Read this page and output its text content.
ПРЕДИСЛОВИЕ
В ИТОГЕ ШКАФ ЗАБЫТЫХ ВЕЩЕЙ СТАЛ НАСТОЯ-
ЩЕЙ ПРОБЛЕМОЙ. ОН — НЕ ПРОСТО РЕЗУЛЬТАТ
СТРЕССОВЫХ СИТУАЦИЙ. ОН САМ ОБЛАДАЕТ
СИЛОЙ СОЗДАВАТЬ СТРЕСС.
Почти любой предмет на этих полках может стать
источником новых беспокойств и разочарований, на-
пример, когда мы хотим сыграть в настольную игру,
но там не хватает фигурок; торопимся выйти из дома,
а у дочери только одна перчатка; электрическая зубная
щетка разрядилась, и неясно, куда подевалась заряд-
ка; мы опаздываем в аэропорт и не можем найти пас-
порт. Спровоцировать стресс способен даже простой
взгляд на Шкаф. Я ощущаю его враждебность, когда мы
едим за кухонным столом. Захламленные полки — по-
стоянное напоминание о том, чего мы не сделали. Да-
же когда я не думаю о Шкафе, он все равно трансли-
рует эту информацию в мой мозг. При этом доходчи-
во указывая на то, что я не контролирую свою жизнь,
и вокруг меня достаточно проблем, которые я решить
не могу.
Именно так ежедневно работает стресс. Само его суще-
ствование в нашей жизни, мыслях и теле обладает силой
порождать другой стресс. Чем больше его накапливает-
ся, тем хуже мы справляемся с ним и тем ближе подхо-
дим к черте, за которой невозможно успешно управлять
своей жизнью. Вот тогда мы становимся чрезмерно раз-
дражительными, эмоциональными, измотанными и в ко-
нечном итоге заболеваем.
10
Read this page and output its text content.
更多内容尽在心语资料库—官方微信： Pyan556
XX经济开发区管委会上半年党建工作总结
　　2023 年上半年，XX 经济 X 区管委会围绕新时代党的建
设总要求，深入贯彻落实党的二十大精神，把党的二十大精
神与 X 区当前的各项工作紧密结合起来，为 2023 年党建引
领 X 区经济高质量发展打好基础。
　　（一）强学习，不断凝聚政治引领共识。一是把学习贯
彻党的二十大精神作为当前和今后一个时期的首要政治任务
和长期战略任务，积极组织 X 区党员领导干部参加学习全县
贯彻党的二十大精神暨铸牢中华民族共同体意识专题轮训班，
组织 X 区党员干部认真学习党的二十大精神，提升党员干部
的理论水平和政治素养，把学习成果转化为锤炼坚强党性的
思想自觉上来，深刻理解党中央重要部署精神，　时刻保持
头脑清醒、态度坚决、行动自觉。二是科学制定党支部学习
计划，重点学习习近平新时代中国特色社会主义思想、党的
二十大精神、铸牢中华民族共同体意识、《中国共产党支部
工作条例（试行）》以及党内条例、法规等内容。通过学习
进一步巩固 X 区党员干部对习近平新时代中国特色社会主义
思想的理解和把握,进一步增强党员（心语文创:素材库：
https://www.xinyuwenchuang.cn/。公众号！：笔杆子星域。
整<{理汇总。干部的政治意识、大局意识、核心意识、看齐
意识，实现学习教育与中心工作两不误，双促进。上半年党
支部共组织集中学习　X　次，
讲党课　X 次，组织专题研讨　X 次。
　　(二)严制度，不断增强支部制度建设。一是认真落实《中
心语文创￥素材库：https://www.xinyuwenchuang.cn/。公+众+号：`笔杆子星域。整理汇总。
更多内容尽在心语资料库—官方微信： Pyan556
+ + +
• [Goal of the exercise]:
Collect every line above that contains the word "https".

• [Worked solution]:
https://www.xinyuwenchuang.cn/。公众号！：笔杆子星域。
心语文创￥素材库：https://www.xinyuwenchuang.cn/。公+众+号：`笔杆子星域。整理汇总。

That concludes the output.